The task — Leave out the pictures and repeat every record exactly.

═══ Provided records ═══

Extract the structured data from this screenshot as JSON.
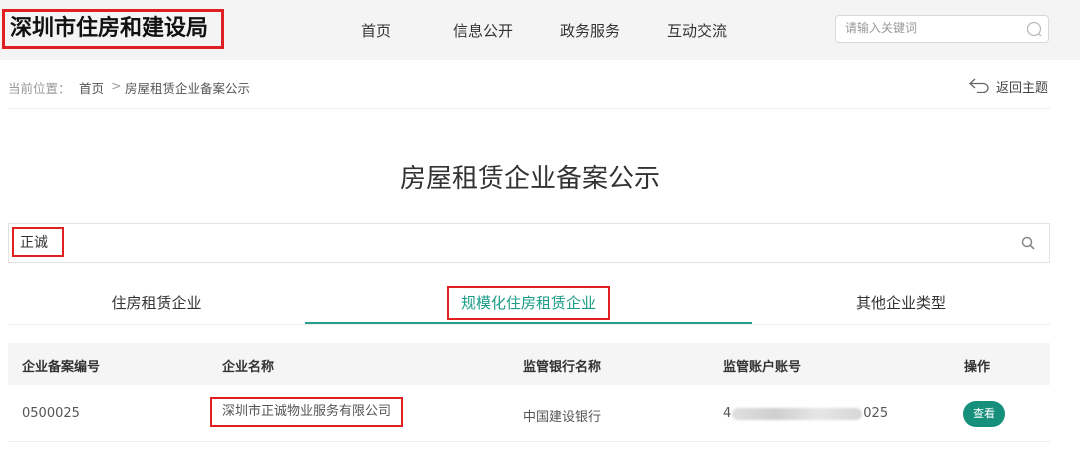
{
  "header": {
    "logo_text": "深圳市住房和建设局",
    "nav": [
      "首页",
      "信息公开",
      "政务服务",
      "互动交流"
    ],
    "search_placeholder": "请输入关键词"
  },
  "breadcrumb": {
    "prefix": "当前位置：",
    "home": "首页",
    "separator": ">",
    "current": "房屋租赁企业备案公示",
    "back_label": "返回主题"
  },
  "page_title": "房屋租赁企业备案公示",
  "search": {
    "value": "正诚"
  },
  "tabs": [
    {
      "label": "住房租赁企业",
      "active": false
    },
    {
      "label": "规模化住房租赁企业",
      "active": true
    },
    {
      "label": "其他企业类型",
      "active": false
    }
  ],
  "table": {
    "columns": [
      "企业备案编号",
      "企业名称",
      "监管银行名称",
      "监管账户账号",
      "操作"
    ],
    "rows": [
      {
        "id": "0500025",
        "name": "深圳市正诚物业服务有限公司",
        "bank": "中国建设银行",
        "account_prefix": "4",
        "account_suffix": "025",
        "action": "查看"
      }
    ]
  },
  "colors": {
    "accent": "#16907b",
    "highlight": "#e02020"
  }
}
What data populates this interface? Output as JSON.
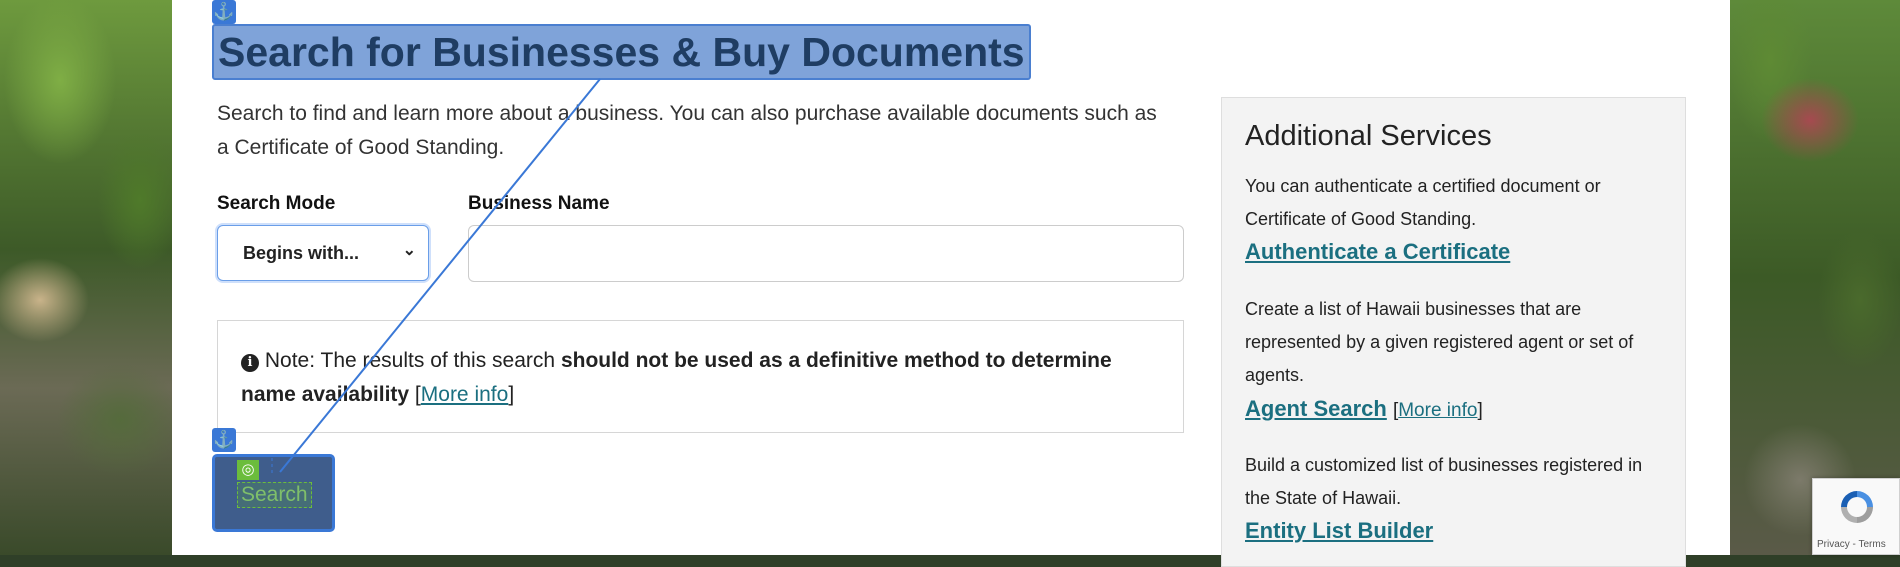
{
  "page": {
    "title": "Search for Businesses & Buy Documents",
    "intro": "Search to find and learn more about a business. You can also purchase available documents such as a Certificate of Good Standing."
  },
  "search_form": {
    "mode_label": "Search Mode",
    "mode_value": "Begins with...",
    "name_label": "Business Name",
    "name_value": "",
    "button_label": "Search"
  },
  "note": {
    "prefix": "Note: The results of this search ",
    "emphasis": "should not be used as a definitive method to determine name availability",
    "link_text": "More info"
  },
  "sidebar": {
    "title": "Additional Services",
    "sections": [
      {
        "text": "You can authenticate a certified document or Certificate of Good Standing.",
        "link": "Authenticate a Certificate"
      },
      {
        "text": "Create a list of Hawaii businesses that are represented by a given registered agent or set of agents.",
        "link": "Agent Search",
        "more_info": "More info"
      },
      {
        "text": "Build a customized list of businesses registered in the State of Hawaii.",
        "link": "Entity List Builder"
      }
    ]
  },
  "recaptcha": {
    "terms": "Privacy - Terms"
  },
  "icons": {
    "anchor": "anchor-icon",
    "info": "info-circle-icon",
    "target": "target-icon",
    "chevron": "chevron-down-icon"
  },
  "colors": {
    "title_highlight": "#7fa3d9",
    "link": "#1b6f80",
    "annotation_blue": "#3a78d6",
    "annotation_green": "#6bbd3c"
  }
}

═══

Exercise solution —
Extract the structured data from this screenshot as JSON.
{
  "header": {
    "logo_text": "深圳市住房和建设局",
    "nav": [
      "首页",
      "信息公开",
      "政务服务",
      "互动交流"
    ],
    "search_placeholder": "请输入关键词"
  },
  "breadcrumb": {
    "prefix": "当前位置：",
    "home": "首页",
    "separator": ">",
    "current": "房屋租赁企业备案公示",
    "back_label": "返回主题"
  },
  "page_title": "房屋租赁企业备案公示",
  "search": {
    "value": "正诚"
  },
  "tabs": [
    {
      "label": "住房租赁企业",
      "active": false
    },
    {
      "label": "规模化住房租赁企业",
      "active": true
    },
    {
      "label": "其他企业类型",
      "active": false
    }
  ],
  "table": {
    "columns": [
      "企业备案编号",
      "企业名称",
      "监管银行名称",
      "监管账户账号",
      "操作"
    ],
    "rows": [
      {
        "id": "0500025",
        "name": "深圳市正诚物业服务有限公司",
        "bank": "中国建设银行",
        "account_prefix": "4",
        "account_suffix": "025",
        "action": "查看"
      }
    ]
  },
  "colors": {
    "accent": "#16907b",
    "highlight": "#e02020"
  }
}
What data populates this interface? Output as JSON.
{
  "page": {
    "title": "Search for Businesses & Buy Documents",
    "intro": "Search to find and learn more about a business. You can also purchase available documents such as a Certificate of Good Standing."
  },
  "search_form": {
    "mode_label": "Search Mode",
    "mode_value": "Begins with...",
    "name_label": "Business Name",
    "name_value": "",
    "button_label": "Search"
  },
  "note": {
    "prefix": "Note: The results of this search ",
    "emphasis": "should not be used as a definitive method to determine name availability",
    "link_text": "More info"
  },
  "sidebar": {
    "title": "Additional Services",
    "sections": [
      {
        "text": "You can authenticate a certified document or Certificate of Good Standing.",
        "link": "Authenticate a Certificate"
      },
      {
        "text": "Create a list of Hawaii businesses that are represented by a given registered agent or set of agents.",
        "link": "Agent Search",
        "more_info": "More info"
      },
      {
        "text": "Build a customized list of businesses registered in the State of Hawaii.",
        "link": "Entity List Builder"
      }
    ]
  },
  "recaptcha": {
    "terms": "Privacy - Terms"
  },
  "icons": {
    "anchor": "anchor-icon",
    "info": "info-circle-icon",
    "target": "target-icon",
    "chevron": "chevron-down-icon"
  },
  "colors": {
    "title_highlight": "#7fa3d9",
    "link": "#1b6f80",
    "annotation_blue": "#3a78d6",
    "annotation_green": "#6bbd3c"
  }
}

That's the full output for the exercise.